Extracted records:

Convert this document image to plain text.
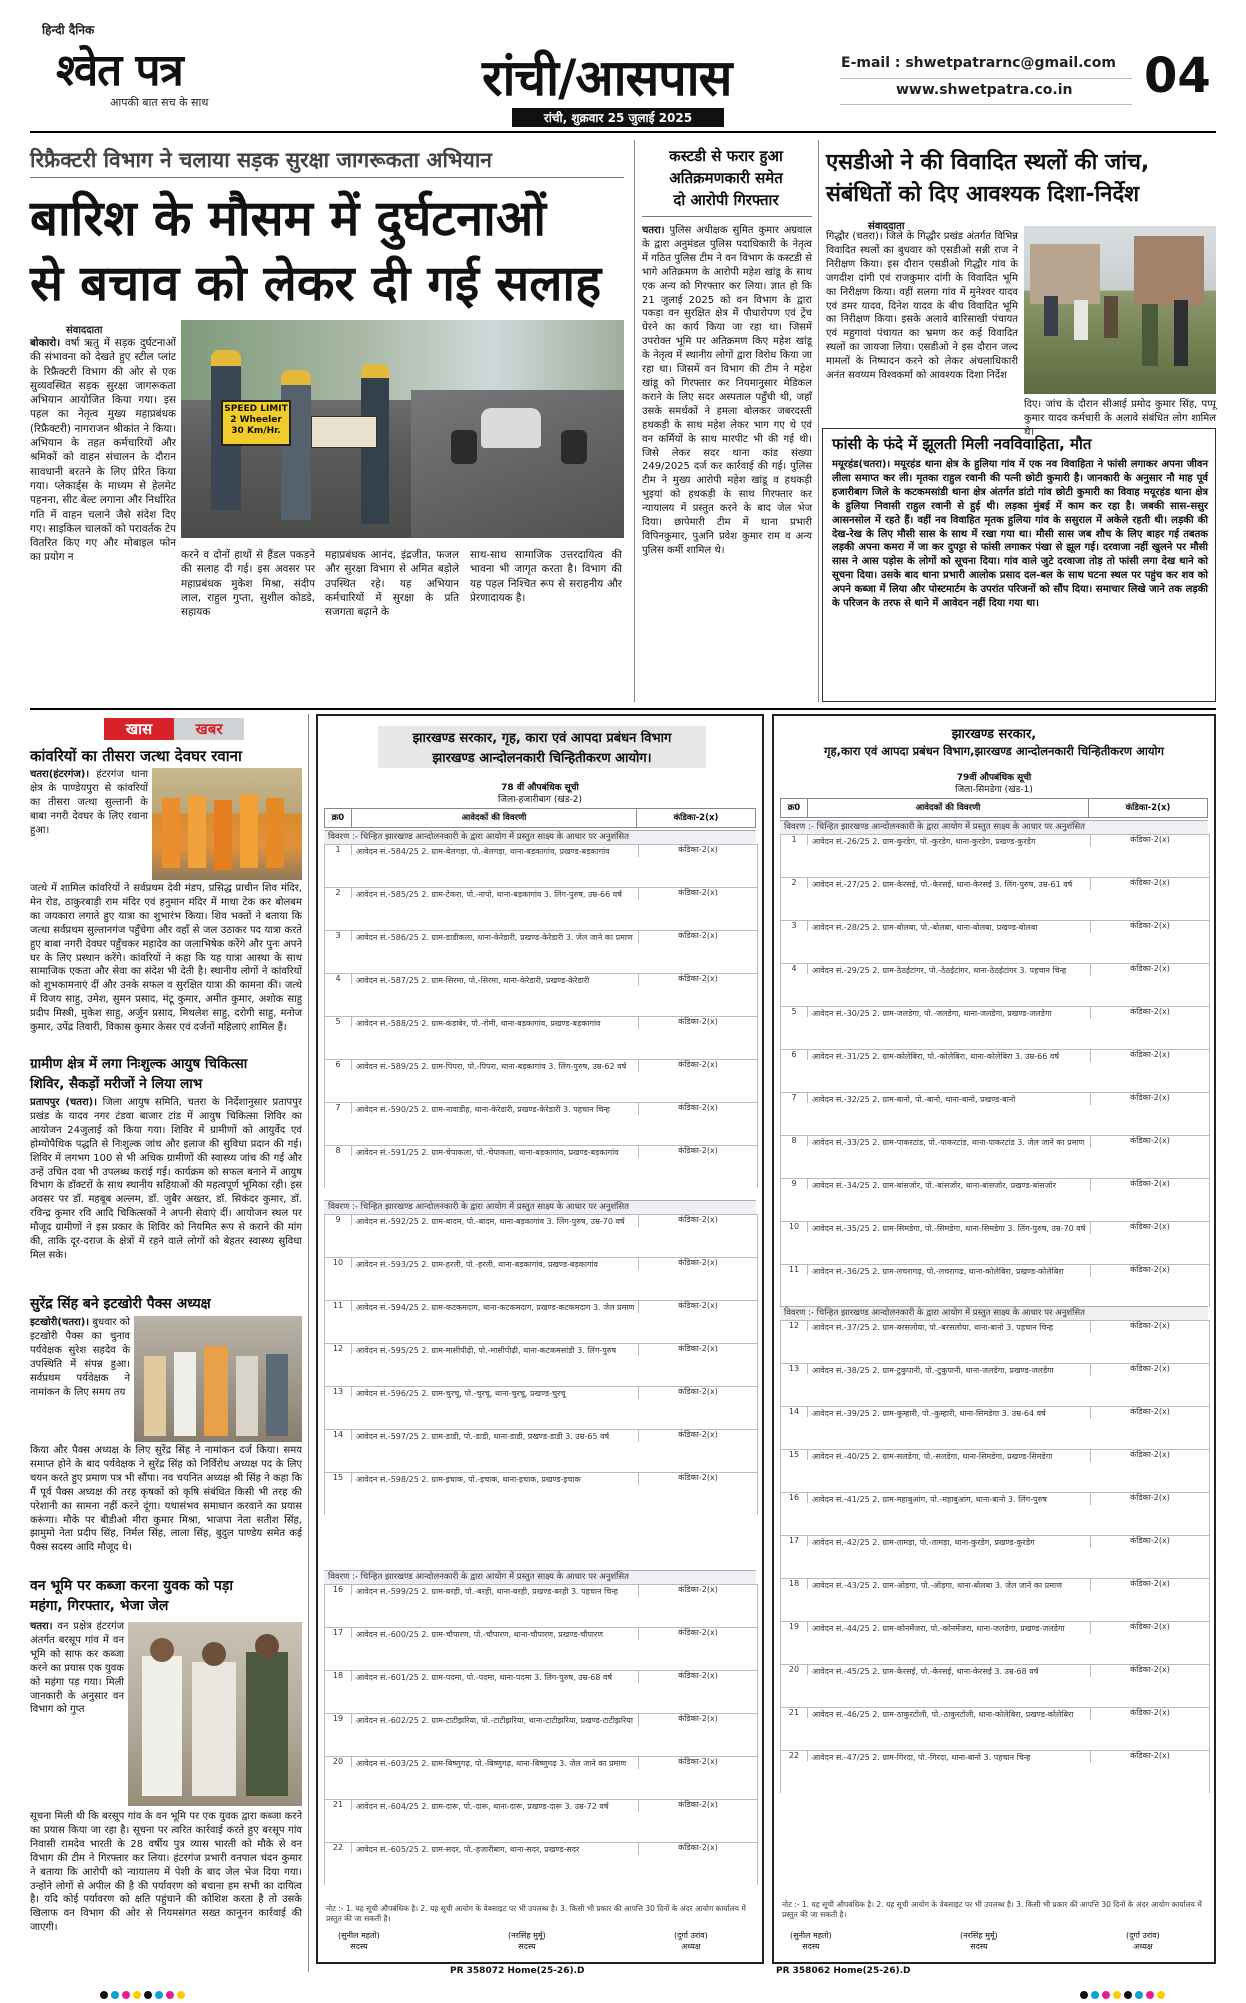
हिन्दी दैनिक
श्वेत पत्र
आपकी बात सच के साथ	रांची/आसपास
रांची, शुक्रवार 25 जुलाई 2025
E-mail : shwetpatrarnc@gmail.com
www.shwetpatra.co.in 04
रिफ्रैक्टरी विभाग ने चलाया सड़क सुरक्षा जागरूकता अभियान
बारिश के मौसम में दुर्घटनाओं
से बचाव को लेकर दी गई सलाह
SPEED LIMIT 2 Wheeler 30 Km/Hr.
संवाददाता
बोकारो। वर्षा ऋतु में सड़क दुर्घटनाओं की संभावना को देखते हुए स्टील प्लांट के रिफ्रैक्टरी विभाग की ओर से एक सुव्यवस्थित सड़क सुरक्षा जागरूकता अभियान आयोजित किया गया। इस पहल का नेतृत्व मुख्य महाप्रबंधक (रिफ्रैक्टरी) नागराजन श्रीकांत ने किया। अभियान के तहत कर्मचारियों और श्रमिकों को वाहन संचालन के दौरान सावधानी बरतने के लिए प्रेरित किया गया। प्लेकार्ड्स के माध्यम से हेलमेट पहनना, सीट बेल्ट लगाना और निर्धारित गति में वाहन चलाने जैसे संदेश दिए गए। साइकिल चालकों को परावर्तक टेप वितरित किए गए और मोबाइल फोन का प्रयोग न	करने व दोनों हाथों से हैंडल पकड़ने की सलाह दी गई। इस अवसर पर महाप्रबंधक मुकेश मिश्रा, संदीप लाल, राहुल गुप्ता, सुशील कोडडे, सहायक
महाप्रबंधक आनंद, इंद्रजीत, फजल और सुरक्षा विभाग से अमित बड़ोले उपस्थित रहे। यह अभियान कर्मचारियों में सुरक्षा के प्रति सजगता बढ़ाने के
साथ-साथ सामाजिक उत्तरदायित्व की भावना भी जागृत करता है। विभाग की यह पहल निश्चित रूप से सराहनीय और प्रेरणादायक है।
कस्टडी से फरार हुआ
अतिक्रमणकारी समेत
दो आरोपी गिरफ्तार
चतरा। पुलिस अधीक्षक सुमित कुमार अग्रवाल के द्वारा अनुमंडल पुलिस पदाधिकारी के नेतृत्व में गठित पुलिस टीम ने वन विभाग के कस्टडी से भागे अतिक्रमण के आरोपी महेश खांडू के साथ एक अन्य को गिरफ्तार कर लिया। ज्ञात हो कि 21 जुलाई 2025 को वन विभाग के द्वारा पकड़ा वन सुरक्षित क्षेत्र में पौधारोपण एवं ट्रेंच घेरने का कार्य किया जा रहा था। जिसमें उपरोक्त भूमि पर अतिक्रमण किए महेश खांडू के नेतृत्व में स्थानीय लोगों द्वारा विरोध किया जा रहा था। जिसमें वन विभाग की टीम ने महेश खांडू को गिरफ्तार कर नियमानुसार मेडिकल कराने के लिए सदर अस्पताल पहुँची थी, जहाँ उसके समर्थकों ने हमला बोलकर जबरदस्ती हथकड़ी के साथ महेश लेकर भाग गए थे एवं वन कर्मियों के साथ मारपीट भी की गई थी। जिसे लेकर सदर थाना कांड संख्या 249/2025 दर्ज कर कार्रवाई की गई। पुलिस टीम ने मुख्य आरोपी महेश खांडू व हथकड़ी भुइयां को हथकड़ी के साथ गिरफ्तार कर न्यायालय में प्रस्तुत करने के बाद जेल भेज दिया। छापेमारी टीम में थाना प्रभारी विपिनकुमार, पुअनि प्रवेश कुमार राम व अन्य पुलिस कर्मी शामिल थे।
एसडीओ ने की विवादित स्थलों की जांच,
संबंधितों को दिए आवश्यक दिशा-निर्देश
संवाददाता
गिद्धौर (चतरा)। जिले के गिद्धौर प्रखंड अंतर्गत विभिन्न विवादित स्थलों का बुधवार को एसडीओ सन्नी राज ने निरीक्षण किया। इस दौरान एसडीओ गिद्धौर गांव के जगदीश दांगी एवं राजकुमार दांगी के विवादित भूमि का निरीक्षण किया। वहीं सलगा गांव में मुनेश्वर यादव एवं डमर यादव, दिनेश यादव के बीच विवादित भूमि का निरीक्षण किया। इसके अलावे बारिसाखी पंचायत एवं महुगावां पंचायत का भ्रमण कर कई विवादित स्थलों का जायजा लिया। एसडीओ ने इस दौरान जल्द मामलों के निष्पादन करने को लेकर अंचलाधिकारी अनंत सवय्यम विश्वकर्मा को आवश्यक दिशा निर्देश
दिए। जांच के दौरान सीआई प्रमोद कुमार सिंह, पप्पू कुमार यादव कर्मचारी के अलावे संबंधित लोग शामिल थे।
फांसी के फंदे में झूलती मिली नवविवाहिता, मौत
मयूरहंड(चतरा)। मयूरहंड थाना क्षेत्र के हुलिया गांव में एक नव विवाहिता ने फांसी लगाकर अपना जीवन लीला समाप्त कर ली। मृतका राहुल रवानी की पत्नी छोटी कुमारी है। जानकारी के अनुसार नौ माह पूर्व हजारीबाग जिले के कटकमसांडी थाना क्षेत्र अंतर्गत डांटो गांव छोटी कुमारी का विवाह मयूरहंड थाना क्षेत्र के हुलिया निवासी राहुल रवानी से हुई थी। लड़का मुंबई में काम कर रहा है। जबकी सास-ससुर आसनसोल में रहते हैं। वहीं नव विवाहित मृतक हुलिया गांव के ससुराल में अकेले रहती थी। लड़की की देख-रेख के लिए मौसी सास के साथ में रखा गया था। मौसी सास जब शौच के लिए बाहर गई तबतक लड़की अपना कमरा में जा कर दुपट्टा से फांसी लगाकर पंखा से झूल गई। दरवाजा नहीं खुलने पर मौसी सास ने आस पड़ोस के लोगों को सूचना दिया। गांव वाले जुटे दरवाजा तोड़ तो फांसी लगा देख थाने को सूचना दिया। उसके बाद थाना प्रभारी आलोक प्रसाद दल-बल के साथ घटना स्थल पर पहुंच कर शव को अपने कब्जा में लिया और पोस्टमार्टम के उपरांत परिजनों को सौंप दिया। समाचार लिखे जाने तक लड़की के परिजन के तरफ से थाने में आवेदन नहीं दिया गया था।
खास	खबर
कांवरियों का तीसरा जत्था देवघर रवाना
चतरा(हंटरगंज)। हंटरगंज थाना क्षेत्र के पाण्डेयपुरा से कांवरियों का तीसरा जत्था सुल्तानी के बाबा नगरी देवघर के लिए रवाना हुआ।
जत्थे में शामिल कांवरियों ने सर्वप्रथम देवी मंडप, प्रसिद्ध प्राचीन शिव मंदिर, मेन रोड, ठाकुरबाड़ी राम मंदिर एवं हनुमान मंदिर में माथा टेक कर बोलबम का जयकारा लगाते हुए यात्रा का शुभारंभ किया। शिव भक्तों ने बताया कि जत्था सर्वप्रथम सुल्तानगंज पहुँचेगा और वहाँ से जल उठाकर पद यात्रा करते हुए बाबा नगरी देवघर पहुँचकर महादेव का जलाभिषेक करेंगे और पुनः अपने घर के लिए प्रस्थान करेंगे। कांवरियों ने कहा कि यह यात्रा आस्था के साथ सामाजिक एकता और सेवा का संदेश भी देती है। स्थानीय लोगों ने कांवरियों को शुभकामनाएं दीं और उनके सफल व सुरक्षित यात्रा की कामना की। जत्थे में विजय साहु, उमेश, सुमन प्रसाद, मंटू कुमार, अमीत कुमार, अशोक साहु प्रदीप मिस्त्री, मुकेश साहु, अर्जुन प्रसाद, मिथलेश साहु, दरोगी साहु, मनोज कुमार, उपेंद्र तिवारी, विकास कुमार केसर एवं दर्जनों महिलाएं शामिल हैं।
ग्रामीण क्षेत्र में लगा निःशुल्क आयुष चिकित्सा
शिविर, सैकड़ों मरीजों ने लिया लाभ
प्रतापपुर (चतरा)। जिला आयुष समिति, चतरा के निर्देशानुसार प्रतापपुर प्रखंड के यादव नगर टंडवा बाजार टांड में आयुष चिकित्सा शिविर का आयोजन 24जुलाई को किया गया। शिविर में ग्रामीणों को आयुर्वेद एवं होम्योपैथिक पद्धति से निःशुल्क जांच और इलाज की सुविधा प्रदान की गई। शिविर में लगभग 100 से भी अधिक ग्रामीणों की स्वास्थ्य जांच की गई और उन्हें उचित दवा भी उपलब्ध कराई गई। कार्यक्रम को सफल बनाने में आयुष विभाग के डॉक्टरों के साथ स्थानीय सहियाओं की महत्वपूर्ण भूमिका रही। इस अवसर पर डॉ. महबूब अल्लम, डॉ. जुबैर अख्तर, डॉ. सिकंदर कुमार, डॉ. रविन्द्र कुमार रवि आदि चिकित्सकों ने अपनी सेवाएं दीं। आयोजन स्थल पर मौजूद ग्रामीणों ने इस प्रकार के शिविर को नियमित रूप से कराने की मांग की, ताकि दूर-दराज के क्षेत्रों में रहने वाले लोगों को बेहतर स्वास्थ्य सुविधा मिल सके।
सुरेंद्र सिंह बने इटखोरी पैक्स अध्यक्ष
इटखोरी(चतरा)। बुधवार को इटखोरी पैक्स का चुनाव पर्यवेक्षक सुरेश सहदेव के उपस्थिति में संपन्न हुआ। सर्वप्रथम पर्यवेक्षक ने नामांकन के लिए समय तय
किया और पैक्स अध्यक्ष के लिए सुरेंद्र सिंह ने नामांकन दर्ज किया। समय समाप्त होने के बाद पर्यवेक्षक ने सुरेंद्र सिंह को निर्विरोध अध्यक्ष पद के लिए चयन करते हुए प्रमाण पत्र भी सौंपा। नव चयनित अध्यक्ष श्री सिंह ने कहा कि मैं पूर्व पैक्स अध्यक्ष की तरह कृषकों को कृषि संबंधित किसी भी तरह की परेशानी का सामना नहीं करने दूंगा। यथासंभव समाधान करवाने का प्रयास करूंगा। मौके पर बीडीओ मीरा कुमार मिश्रा, भाजपा नेता सतीश सिंह, झामुमो नेता प्रदीप सिंह, निर्मल सिंह, लाला सिंह, बुदुल पाण्डेय समेत कई पैक्स सदस्य आदि मौजूद थे।
वन भूमि पर कब्जा करना युवक को पड़ा
महंगा, गिरफ्तार, भेजा जेल
चतरा। वन प्रक्षेत्र हंटरगंज अंतर्गत बरसूप गांव में वन भूमि को साफ कर कब्जा करने का प्रयास एक युवक को महंगा पड़ गया। मिली जानकारी के अनुसार वन विभाग को गुप्त
सूचना मिली थी कि बरसूप गांव के वन भूमि पर एक युवक द्वारा कब्जा करने का प्रयास किया जा रहा है। सूचना पर त्वरित कार्रवाई करते हुए बरसूप गांव निवासी रामदेव भारती के 28 वर्षीय पुत्र व्यास भारती को मौके से वन विभाग की टीम ने गिरफ्तार कर लिया। हंटरगंज प्रभारी वनपाल चंदन कुमार ने बताया कि आरोपी को न्यायालय में पेशी के बाद जेल भेज दिया गया। उन्होंने लोगों से अपील की है की पर्यावरण को बचाना हम सभी का दायित्व है। यदि कोई पर्यावरण को क्षति पहुंचाने की कोशिश करता है तो उसके खिलाफ वन विभाग की ओर से नियमसंगत सख्त कानूनन कार्रवाई की जाएगी।
झारखण्ड सरकार, गृह, कारा एवं आपदा प्रबंधन विभाग
झारखण्ड आन्दोलनकारी चिन्हितीकरण आयोग।
78 वीं औपबंधिक सूची
जिला-हजारीबाग (खंड-2)
क्र0	आवेदकों की विवरणी	कंडिका-2(x)
विवरण :- चिन्हित झारखण्ड आन्दोलनकारी के द्वारा आयोग में प्रस्तुत साक्ष्य के आधार पर अनुशंसित
1	आवेदन सं.-584/25 2. ग्राम-बेलगड़ा, पो.-बेलगड़ा, थाना-बड़कागांव, प्रखण्ड-बड़कागांव	कंडिका-2(x)
2	आवेदन सं.-585/25 2. ग्राम-टेकरा, पो.-नापो, थाना-बड़कागांव 3. लिंग-पुरुष, उम्र-66 वर्ष	कंडिका-2(x)
3	आवेदन सं.-586/25 2. ग्राम-डाडीकला, थाना-केरेडारी, प्रखण्ड-केरेडारी 3. जेल जाने का प्रमाण	कंडिका-2(x)
4	आवेदन सं.-587/25 2. ग्राम-सिरमा, पो.-सिरमा, थाना-केरेडारी, प्रखण्ड-केरेडारी	कंडिका-2(x)
5	आवेदन सं.-588/25 2. ग्राम-कंडाबेर, पो.-रोमी, थाना-बड़कागांव, प्रखण्ड-बड़कागांव	कंडिका-2(x)
6	आवेदन सं.-589/25 2. ग्राम-पिपरा, पो.-पिपरा, थाना-बड़कागांव 3. लिंग-पुरुष, उम्र-62 वर्ष	कंडिका-2(x)
7	आवेदन सं.-590/25 2. ग्राम-नावाडीह, थाना-केरेडारी, प्रखण्ड-केरेडारी 3. पहचान चिन्ह	कंडिका-2(x)
8	आवेदन सं.-591/25 2. ग्राम-चेपाकला, पो.-चेपाकला, थाना-बड़कागांव, प्रखण्ड-बड़कागांव	कंडिका-2(x)
विवरण :- चिन्हित झारखण्ड आन्दोलनकारी के द्वारा आयोग में प्रस्तुत साक्ष्य के आधार पर अनुशंसित
9	आवेदन सं.-592/25 2. ग्राम-बादम, पो.-बादम, थाना-बड़कागांव 3. लिंग-पुरुष, उम्र-70 वर्ष	कंडिका-2(x)
10	आवेदन सं.-593/25 2. ग्राम-हरली, पो.-हरली, थाना-बड़कागांव, प्रखण्ड-बड़कागांव	कंडिका-2(x)
11	आवेदन सं.-594/25 2. ग्राम-कटकमदाग, थाना-कटकमदाग, प्रखण्ड-कटकमदाग 3. जेल प्रमाण	कंडिका-2(x)
12	आवेदन सं.-595/25 2. ग्राम-मासीपीढ़ी, पो.-मासीपीढ़ी, थाना-कटकमसांडी 3. लिंग-पुरुष	कंडिका-2(x)
13	आवेदन सं.-596/25 2. ग्राम-चुरचू, पो.-चुरचू, थाना-चुरचू, प्रखण्ड-चुरचू	कंडिका-2(x)
14	आवेदन सं.-597/25 2. ग्राम-डाडी, पो.-डाडी, थाना-डाडी, प्रखण्ड-डाडी 3. उम्र-65 वर्ष	कंडिका-2(x)
15	आवेदन सं.-598/25 2. ग्राम-इचाक, पो.-इचाक, थाना-इचाक, प्रखण्ड-इचाक	कंडिका-2(x)
विवरण :- चिन्हित झारखण्ड आन्दोलनकारी के द्वारा आयोग में प्रस्तुत साक्ष्य के आधार पर अनुशंसित
16	आवेदन सं.-599/25 2. ग्राम-बरही, पो.-बरही, थाना-बरही, प्रखण्ड-बरही 3. पहचान चिन्ह	कंडिका-2(x)
17	आवेदन सं.-600/25 2. ग्राम-चौपारण, पो.-चौपारण, थाना-चौपारण, प्रखण्ड-चौपारण	कंडिका-2(x)
18	आवेदन सं.-601/25 2. ग्राम-पदमा, पो.-पदमा, थाना-पदमा 3. लिंग-पुरुष, उम्र-68 वर्ष	कंडिका-2(x)
19	आवेदन सं.-602/25 2. ग्राम-टाटीझरिया, पो.-टाटीझरिया, थाना-टाटीझरिया, प्रखण्ड-टाटीझरिया	कंडिका-2(x)
20	आवेदन सं.-603/25 2. ग्राम-बिष्णुगढ़, पो.-बिष्णुगढ़, थाना-बिष्णुगढ़ 3. जेल जाने का प्रमाण	कंडिका-2(x)
21	आवेदन सं.-604/25 2. ग्राम-दारू, पो.-दारू, थाना-दारू, प्रखण्ड-दारू 3. उम्र-72 वर्ष	कंडिका-2(x)
22	आवेदन सं.-605/25 2. ग्राम-सदर, पो.-हजारीबाग, थाना-सदर, प्रखण्ड-सदर	कंडिका-2(x)
नोट :- 1. यह सूची औपबंधिक है। 2. यह सूची आयोग के वेबसाइट पर भी उपलब्ध है। 3. किसी भी प्रकार की आपत्ति 30 दिनों के अंदर आयोग कार्यालय में प्रस्तुत की जा सकती है।
(सुनील महतो)
सदस्य
(नरसिंह मुर्मू)
सदस्य
(दुर्गा उरांव)
अध्यक्ष
PR 358072 Home(25-26).D
झारखण्ड सरकार,
गृह,कारा एवं आपदा प्रबंधन विभाग,झारखण्ड आन्दोलनकारी चिन्हितीकरण आयोग
79वीं औपबंधिक सूची
जिला-सिमडेगा (खंड-1)
क्र0	आवेदकों की विवरणी	कंडिका-2(x)
विवरण :- चिन्हित झारखण्ड आन्दोलनकारी के द्वारा आयोग में प्रस्तुत साक्ष्य के आधार पर अनुशंसित
1	आवेदन सं.-26/25 2. ग्राम-कुरडेग, पो.-कुरडेग, थाना-कुरडेग, प्रखण्ड-कुरडेग	कंडिका-2(x)
2	आवेदन सं.-27/25 2. ग्राम-केरसई, पो.-केरसई, थाना-केरसई 3. लिंग-पुरुष, उम्र-61 वर्ष	कंडिका-2(x)
3	आवेदन सं.-28/25 2. ग्राम-बोलबा, पो.-बोलबा, थाना-बोलबा, प्रखण्ड-बोलबा	कंडिका-2(x)
4	आवेदन सं.-29/25 2. ग्राम-ठेठईटांगर, पो.-ठेठईटांगर, थाना-ठेठईटांगर 3. पहचान चिन्ह	कंडिका-2(x)
5	आवेदन सं.-30/25 2. ग्राम-जलडेगा, पो.-जलडेगा, थाना-जलडेगा, प्रखण्ड-जलडेगा	कंडिका-2(x)
6	आवेदन सं.-31/25 2. ग्राम-कोलेबिरा, पो.-कोलेबिरा, थाना-कोलेबिरा 3. उम्र-66 वर्ष	कंडिका-2(x)
7	आवेदन सं.-32/25 2. ग्राम-बानो, पो.-बानो, थाना-बानो, प्रखण्ड-बानो	कंडिका-2(x)
8	आवेदन सं.-33/25 2. ग्राम-पाकरटांड, पो.-पाकरटांड, थाना-पाकरटांड 3. जेल जाने का प्रमाण	कंडिका-2(x)
9	आवेदन सं.-34/25 2. ग्राम-बांसजोर, पो.-बांसजोर, थाना-बांसजोर, प्रखण्ड-बांसजोर	कंडिका-2(x)
10	आवेदन सं.-35/25 2. ग्राम-सिमडेगा, पो.-सिमडेगा, थाना-सिमडेगा 3. लिंग-पुरुष, उम्र-70 वर्ष	कंडिका-2(x)
11	आवेदन सं.-36/25 2. ग्राम-लचरागढ़, पो.-लचरागढ़, थाना-कोलेबिरा, प्रखण्ड-कोलेबिरा	कंडिका-2(x)
विवरण :- चिन्हित झारखण्ड आन्दोलनकारी के द्वारा आयोग में प्रस्तुत साक्ष्य के आधार पर अनुशंसित
12	आवेदन सं.-37/25 2. ग्राम-बरसलोया, पो.-बरसलोया, थाना-बानो 3. पहचान चिन्ह	कंडिका-2(x)
13	आवेदन सं.-38/25 2. ग्राम-टुकुपानी, पो.-टुकुपानी, थाना-जलडेगा, प्रखण्ड-जलडेगा	कंडिका-2(x)
14	आवेदन सं.-39/25 2. ग्राम-कुम्हारी, पो.-कुम्हारी, थाना-सिमडेगा 3. उम्र-64 वर्ष	कंडिका-2(x)
15	आवेदन सं.-40/25 2. ग्राम-सलडेगा, पो.-सलडेगा, थाना-सिमडेगा, प्रखण्ड-सिमडेगा	कंडिका-2(x)
16	आवेदन सं.-41/25 2. ग्राम-महाबुआंग, पो.-महाबुआंग, थाना-बानो 3. लिंग-पुरुष	कंडिका-2(x)
17	आवेदन सं.-42/25 2. ग्राम-तामड़ा, पो.-तामड़ा, थाना-कुरडेग, प्रखण्ड-कुरडेग	कंडिका-2(x)
18	आवेदन सं.-43/25 2. ग्राम-ओड़गा, पो.-ओड़गा, थाना-बोलबा 3. जेल जाने का प्रमाण	कंडिका-2(x)
19	आवेदन सं.-44/25 2. ग्राम-कोनमेंजरा, पो.-कोनमेंजरा, थाना-जलडेगा, प्रखण्ड-जलडेगा	कंडिका-2(x)
20	आवेदन सं.-45/25 2. ग्राम-केरसई, पो.-केरसई, थाना-केरसई 3. उम्र-68 वर्ष	कंडिका-2(x)
21	आवेदन सं.-46/25 2. ग्राम-ठाकुरटोली, पो.-ठाकुरटोली, थाना-कोलेबिरा, प्रखण्ड-कोलेबिरा	कंडिका-2(x)
22	आवेदन सं.-47/25 2. ग्राम-गिरदा, पो.-गिरदा, थाना-बानो 3. पहचान चिन्ह	कंडिका-2(x)
नोट :- 1. यह सूची औपबंधिक है। 2. यह सूची आयोग के वेबसाइट पर भी उपलब्ध है। 3. किसी भी प्रकार की आपत्ति 30 दिनों के अंदर आयोग कार्यालय में प्रस्तुत की जा सकती है।
(सुनील महतो)
सदस्य
(नरसिंह मुर्मू)
सदस्य
(दुर्गा उरांव)
अध्यक्ष
PR 358062 Home(25-26).D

• _EXERCISE PROMPT_
Report the number of lines in the listing where the string "Home" appears, and nothing besides.

• _THE RESULT_
2